[Raw records]
:::

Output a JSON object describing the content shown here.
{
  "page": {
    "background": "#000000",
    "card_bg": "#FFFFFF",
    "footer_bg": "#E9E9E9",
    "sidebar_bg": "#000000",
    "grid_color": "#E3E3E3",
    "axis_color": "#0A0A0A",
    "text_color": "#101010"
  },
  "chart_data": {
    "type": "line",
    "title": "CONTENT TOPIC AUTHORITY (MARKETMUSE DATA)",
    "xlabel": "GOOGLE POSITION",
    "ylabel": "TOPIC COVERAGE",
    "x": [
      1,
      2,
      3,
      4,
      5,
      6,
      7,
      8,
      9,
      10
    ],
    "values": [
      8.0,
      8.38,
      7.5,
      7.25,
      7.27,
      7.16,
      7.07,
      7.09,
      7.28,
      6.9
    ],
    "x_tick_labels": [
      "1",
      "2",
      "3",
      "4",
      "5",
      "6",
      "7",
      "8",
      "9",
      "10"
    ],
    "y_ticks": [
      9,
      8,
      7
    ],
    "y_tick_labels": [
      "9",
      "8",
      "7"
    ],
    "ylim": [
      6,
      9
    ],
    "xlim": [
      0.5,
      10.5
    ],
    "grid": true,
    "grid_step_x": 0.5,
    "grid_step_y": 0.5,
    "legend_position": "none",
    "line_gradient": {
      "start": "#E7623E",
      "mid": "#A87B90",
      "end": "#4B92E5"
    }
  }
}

:::

What you have to do –
Pick out every line of the listing containing the word "TOPIC", and show those lines.

Output for this exercise –
    "title": "CONTENT TOPIC AUTHORITY (MARKETMUSE DATA)",
    "ylabel": "TOPIC COVERAGE",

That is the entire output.